◆ What you need to do
Leave out the pictures and return every entry exactly as it appears.

Stored dataset items
⟨

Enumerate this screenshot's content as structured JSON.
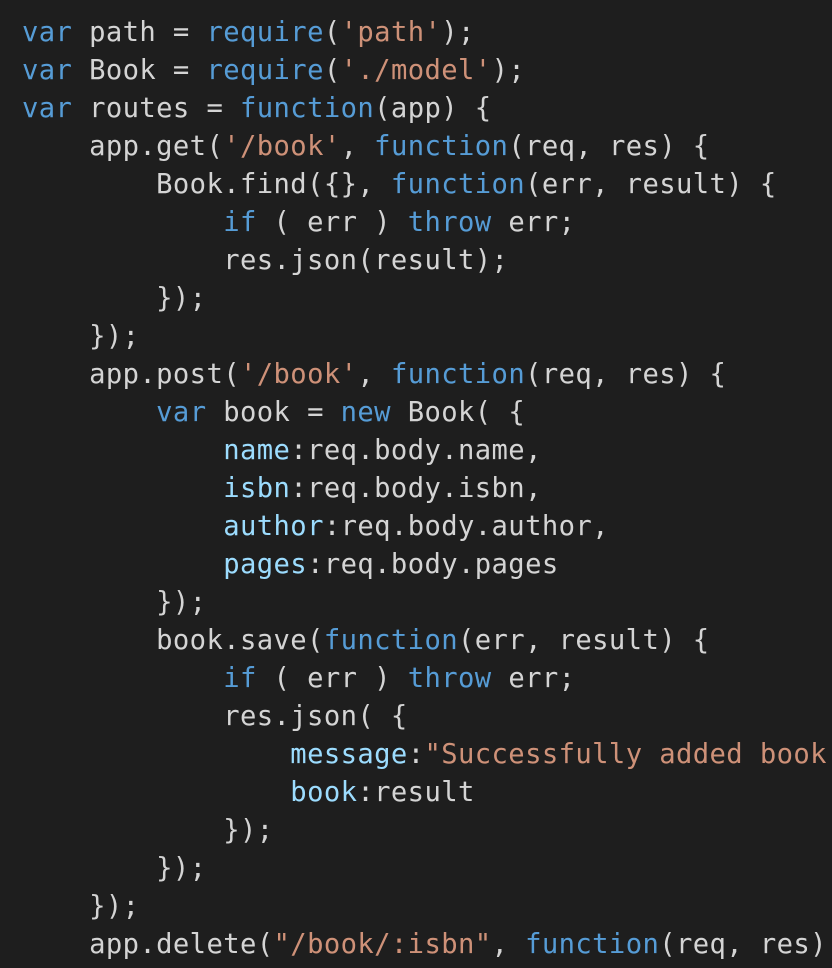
{
  "theme": {
    "background": "#1e1e1e",
    "default_text": "#d4d4d4",
    "keyword": "#569cd6",
    "string": "#ce9178",
    "property": "#9cdcfe"
  },
  "code_lines": [
    [
      {
        "t": "kw",
        "v": "var"
      },
      {
        "t": "plain",
        "v": " path = "
      },
      {
        "t": "fn",
        "v": "require"
      },
      {
        "t": "plain",
        "v": "("
      },
      {
        "t": "str",
        "v": "'path'"
      },
      {
        "t": "plain",
        "v": ");"
      }
    ],
    [
      {
        "t": "kw",
        "v": "var"
      },
      {
        "t": "plain",
        "v": " Book = "
      },
      {
        "t": "fn",
        "v": "require"
      },
      {
        "t": "plain",
        "v": "("
      },
      {
        "t": "str",
        "v": "'./model'"
      },
      {
        "t": "plain",
        "v": ");"
      }
    ],
    [
      {
        "t": "kw",
        "v": "var"
      },
      {
        "t": "plain",
        "v": " routes = "
      },
      {
        "t": "kw",
        "v": "function"
      },
      {
        "t": "plain",
        "v": "(app) {"
      }
    ],
    [
      {
        "t": "plain",
        "v": "    app.get("
      },
      {
        "t": "str",
        "v": "'/book'"
      },
      {
        "t": "plain",
        "v": ", "
      },
      {
        "t": "kw",
        "v": "function"
      },
      {
        "t": "plain",
        "v": "(req, res) {"
      }
    ],
    [
      {
        "t": "plain",
        "v": "        Book.find({}, "
      },
      {
        "t": "kw",
        "v": "function"
      },
      {
        "t": "plain",
        "v": "(err, result) {"
      }
    ],
    [
      {
        "t": "plain",
        "v": "            "
      },
      {
        "t": "kw",
        "v": "if"
      },
      {
        "t": "plain",
        "v": " ( err ) "
      },
      {
        "t": "kw",
        "v": "throw"
      },
      {
        "t": "plain",
        "v": " err;"
      }
    ],
    [
      {
        "t": "plain",
        "v": "            res.json(result);"
      }
    ],
    [
      {
        "t": "plain",
        "v": "        });"
      }
    ],
    [
      {
        "t": "plain",
        "v": "    });"
      }
    ],
    [
      {
        "t": "plain",
        "v": "    app.post("
      },
      {
        "t": "str",
        "v": "'/book'"
      },
      {
        "t": "plain",
        "v": ", "
      },
      {
        "t": "kw",
        "v": "function"
      },
      {
        "t": "plain",
        "v": "(req, res) {"
      }
    ],
    [
      {
        "t": "plain",
        "v": "        "
      },
      {
        "t": "kw",
        "v": "var"
      },
      {
        "t": "plain",
        "v": " book = "
      },
      {
        "t": "kw",
        "v": "new"
      },
      {
        "t": "plain",
        "v": " Book( {"
      }
    ],
    [
      {
        "t": "plain",
        "v": "            "
      },
      {
        "t": "prop",
        "v": "name"
      },
      {
        "t": "plain",
        "v": ":req.body.name,"
      }
    ],
    [
      {
        "t": "plain",
        "v": "            "
      },
      {
        "t": "prop",
        "v": "isbn"
      },
      {
        "t": "plain",
        "v": ":req.body.isbn,"
      }
    ],
    [
      {
        "t": "plain",
        "v": "            "
      },
      {
        "t": "prop",
        "v": "author"
      },
      {
        "t": "plain",
        "v": ":req.body.author,"
      }
    ],
    [
      {
        "t": "plain",
        "v": "            "
      },
      {
        "t": "prop",
        "v": "pages"
      },
      {
        "t": "plain",
        "v": ":req.body.pages"
      }
    ],
    [
      {
        "t": "plain",
        "v": "        });"
      }
    ],
    [
      {
        "t": "plain",
        "v": "        book.save("
      },
      {
        "t": "kw",
        "v": "function"
      },
      {
        "t": "plain",
        "v": "(err, result) {"
      }
    ],
    [
      {
        "t": "plain",
        "v": "            "
      },
      {
        "t": "kw",
        "v": "if"
      },
      {
        "t": "plain",
        "v": " ( err ) "
      },
      {
        "t": "kw",
        "v": "throw"
      },
      {
        "t": "plain",
        "v": " err;"
      }
    ],
    [
      {
        "t": "plain",
        "v": "            res.json( {"
      }
    ],
    [
      {
        "t": "plain",
        "v": "                "
      },
      {
        "t": "prop",
        "v": "message"
      },
      {
        "t": "plain",
        "v": ":"
      },
      {
        "t": "str",
        "v": "\"Successfully added book"
      }
    ],
    [
      {
        "t": "plain",
        "v": "                "
      },
      {
        "t": "prop",
        "v": "book"
      },
      {
        "t": "plain",
        "v": ":result"
      }
    ],
    [
      {
        "t": "plain",
        "v": "            });"
      }
    ],
    [
      {
        "t": "plain",
        "v": "        });"
      }
    ],
    [
      {
        "t": "plain",
        "v": "    });"
      }
    ],
    [
      {
        "t": "plain",
        "v": "    app.delete("
      },
      {
        "t": "str",
        "v": "\"/book/:isbn\""
      },
      {
        "t": "plain",
        "v": ", "
      },
      {
        "t": "kw",
        "v": "function"
      },
      {
        "t": "plain",
        "v": "(req, res)"
      }
    ]
  ]
}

⟩

◆ Finished exercise
Enumerate this screenshot's content as structured JSON.
{
  "theme": {
    "background": "#1e1e1e",
    "default_text": "#d4d4d4",
    "keyword": "#569cd6",
    "string": "#ce9178",
    "property": "#9cdcfe"
  },
  "code_lines": [
    [
      {
        "t": "kw",
        "v": "var"
      },
      {
        "t": "plain",
        "v": " path = "
      },
      {
        "t": "fn",
        "v": "require"
      },
      {
        "t": "plain",
        "v": "("
      },
      {
        "t": "str",
        "v": "'path'"
      },
      {
        "t": "plain",
        "v": ");"
      }
    ],
    [
      {
        "t": "kw",
        "v": "var"
      },
      {
        "t": "plain",
        "v": " Book = "
      },
      {
        "t": "fn",
        "v": "require"
      },
      {
        "t": "plain",
        "v": "("
      },
      {
        "t": "str",
        "v": "'./model'"
      },
      {
        "t": "plain",
        "v": ");"
      }
    ],
    [
      {
        "t": "kw",
        "v": "var"
      },
      {
        "t": "plain",
        "v": " routes = "
      },
      {
        "t": "kw",
        "v": "function"
      },
      {
        "t": "plain",
        "v": "(app) {"
      }
    ],
    [
      {
        "t": "plain",
        "v": "    app.get("
      },
      {
        "t": "str",
        "v": "'/book'"
      },
      {
        "t": "plain",
        "v": ", "
      },
      {
        "t": "kw",
        "v": "function"
      },
      {
        "t": "plain",
        "v": "(req, res) {"
      }
    ],
    [
      {
        "t": "plain",
        "v": "        Book.find({}, "
      },
      {
        "t": "kw",
        "v": "function"
      },
      {
        "t": "plain",
        "v": "(err, result) {"
      }
    ],
    [
      {
        "t": "plain",
        "v": "            "
      },
      {
        "t": "kw",
        "v": "if"
      },
      {
        "t": "plain",
        "v": " ( err ) "
      },
      {
        "t": "kw",
        "v": "throw"
      },
      {
        "t": "plain",
        "v": " err;"
      }
    ],
    [
      {
        "t": "plain",
        "v": "            res.json(result);"
      }
    ],
    [
      {
        "t": "plain",
        "v": "        });"
      }
    ],
    [
      {
        "t": "plain",
        "v": "    });"
      }
    ],
    [
      {
        "t": "plain",
        "v": "    app.post("
      },
      {
        "t": "str",
        "v": "'/book'"
      },
      {
        "t": "plain",
        "v": ", "
      },
      {
        "t": "kw",
        "v": "function"
      },
      {
        "t": "plain",
        "v": "(req, res) {"
      }
    ],
    [
      {
        "t": "plain",
        "v": "        "
      },
      {
        "t": "kw",
        "v": "var"
      },
      {
        "t": "plain",
        "v": " book = "
      },
      {
        "t": "kw",
        "v": "new"
      },
      {
        "t": "plain",
        "v": " Book( {"
      }
    ],
    [
      {
        "t": "plain",
        "v": "            "
      },
      {
        "t": "prop",
        "v": "name"
      },
      {
        "t": "plain",
        "v": ":req.body.name,"
      }
    ],
    [
      {
        "t": "plain",
        "v": "            "
      },
      {
        "t": "prop",
        "v": "isbn"
      },
      {
        "t": "plain",
        "v": ":req.body.isbn,"
      }
    ],
    [
      {
        "t": "plain",
        "v": "            "
      },
      {
        "t": "prop",
        "v": "author"
      },
      {
        "t": "plain",
        "v": ":req.body.author,"
      }
    ],
    [
      {
        "t": "plain",
        "v": "            "
      },
      {
        "t": "prop",
        "v": "pages"
      },
      {
        "t": "plain",
        "v": ":req.body.pages"
      }
    ],
    [
      {
        "t": "plain",
        "v": "        });"
      }
    ],
    [
      {
        "t": "plain",
        "v": "        book.save("
      },
      {
        "t": "kw",
        "v": "function"
      },
      {
        "t": "plain",
        "v": "(err, result) {"
      }
    ],
    [
      {
        "t": "plain",
        "v": "            "
      },
      {
        "t": "kw",
        "v": "if"
      },
      {
        "t": "plain",
        "v": " ( err ) "
      },
      {
        "t": "kw",
        "v": "throw"
      },
      {
        "t": "plain",
        "v": " err;"
      }
    ],
    [
      {
        "t": "plain",
        "v": "            res.json( {"
      }
    ],
    [
      {
        "t": "plain",
        "v": "                "
      },
      {
        "t": "prop",
        "v": "message"
      },
      {
        "t": "plain",
        "v": ":"
      },
      {
        "t": "str",
        "v": "\"Successfully added book"
      }
    ],
    [
      {
        "t": "plain",
        "v": "                "
      },
      {
        "t": "prop",
        "v": "book"
      },
      {
        "t": "plain",
        "v": ":result"
      }
    ],
    [
      {
        "t": "plain",
        "v": "            });"
      }
    ],
    [
      {
        "t": "plain",
        "v": "        });"
      }
    ],
    [
      {
        "t": "plain",
        "v": "    });"
      }
    ],
    [
      {
        "t": "plain",
        "v": "    app.delete("
      },
      {
        "t": "str",
        "v": "\"/book/:isbn\""
      },
      {
        "t": "plain",
        "v": ", "
      },
      {
        "t": "kw",
        "v": "function"
      },
      {
        "t": "plain",
        "v": "(req, res)"
      }
    ]
  ]
}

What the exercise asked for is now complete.